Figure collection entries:

- - - - -

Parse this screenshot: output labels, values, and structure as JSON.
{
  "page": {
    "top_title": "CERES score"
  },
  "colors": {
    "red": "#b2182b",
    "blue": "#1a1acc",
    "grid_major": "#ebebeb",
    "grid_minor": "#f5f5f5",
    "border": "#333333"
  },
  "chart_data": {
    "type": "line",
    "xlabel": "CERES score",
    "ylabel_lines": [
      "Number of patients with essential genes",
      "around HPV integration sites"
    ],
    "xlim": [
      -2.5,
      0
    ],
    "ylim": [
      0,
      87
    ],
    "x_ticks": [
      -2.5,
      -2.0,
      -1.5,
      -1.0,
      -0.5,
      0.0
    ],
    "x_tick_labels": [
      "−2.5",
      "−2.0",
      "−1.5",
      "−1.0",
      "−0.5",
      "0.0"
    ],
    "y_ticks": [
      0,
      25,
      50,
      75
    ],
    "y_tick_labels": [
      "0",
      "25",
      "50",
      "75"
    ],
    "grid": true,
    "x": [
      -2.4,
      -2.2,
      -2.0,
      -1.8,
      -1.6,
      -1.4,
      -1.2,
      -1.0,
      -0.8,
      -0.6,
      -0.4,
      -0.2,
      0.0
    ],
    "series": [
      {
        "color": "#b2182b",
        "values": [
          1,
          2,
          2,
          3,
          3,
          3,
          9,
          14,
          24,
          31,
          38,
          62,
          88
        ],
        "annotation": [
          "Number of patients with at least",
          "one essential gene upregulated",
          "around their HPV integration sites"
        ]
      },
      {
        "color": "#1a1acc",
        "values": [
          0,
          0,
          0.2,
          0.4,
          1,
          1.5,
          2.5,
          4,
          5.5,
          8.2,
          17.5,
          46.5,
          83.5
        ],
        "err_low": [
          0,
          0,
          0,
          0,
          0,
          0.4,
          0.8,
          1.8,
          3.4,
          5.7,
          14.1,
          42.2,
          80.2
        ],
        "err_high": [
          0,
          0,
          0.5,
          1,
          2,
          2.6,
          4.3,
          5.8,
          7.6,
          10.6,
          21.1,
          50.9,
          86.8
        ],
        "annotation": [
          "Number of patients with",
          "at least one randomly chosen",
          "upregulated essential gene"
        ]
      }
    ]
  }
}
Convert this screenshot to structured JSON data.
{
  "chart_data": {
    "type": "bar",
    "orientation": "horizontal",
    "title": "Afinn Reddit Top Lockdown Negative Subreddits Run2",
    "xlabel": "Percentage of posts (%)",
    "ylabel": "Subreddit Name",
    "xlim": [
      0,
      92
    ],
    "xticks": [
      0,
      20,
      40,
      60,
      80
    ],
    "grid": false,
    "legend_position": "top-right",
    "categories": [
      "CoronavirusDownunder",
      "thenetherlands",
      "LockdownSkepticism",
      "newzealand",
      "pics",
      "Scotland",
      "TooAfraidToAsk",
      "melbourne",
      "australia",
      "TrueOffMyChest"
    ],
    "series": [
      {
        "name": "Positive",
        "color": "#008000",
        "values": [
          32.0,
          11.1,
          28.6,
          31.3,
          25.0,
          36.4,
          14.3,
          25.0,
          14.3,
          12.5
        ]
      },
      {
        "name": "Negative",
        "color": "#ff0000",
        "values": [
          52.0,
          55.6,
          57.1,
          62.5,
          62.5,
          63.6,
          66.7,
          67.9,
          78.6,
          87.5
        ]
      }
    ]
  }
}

- - - - -

YOUR OBJECTIVE: In the data, count the lines that include the string "patients", then give that number and nothing more.

TASK SOLUTION: 3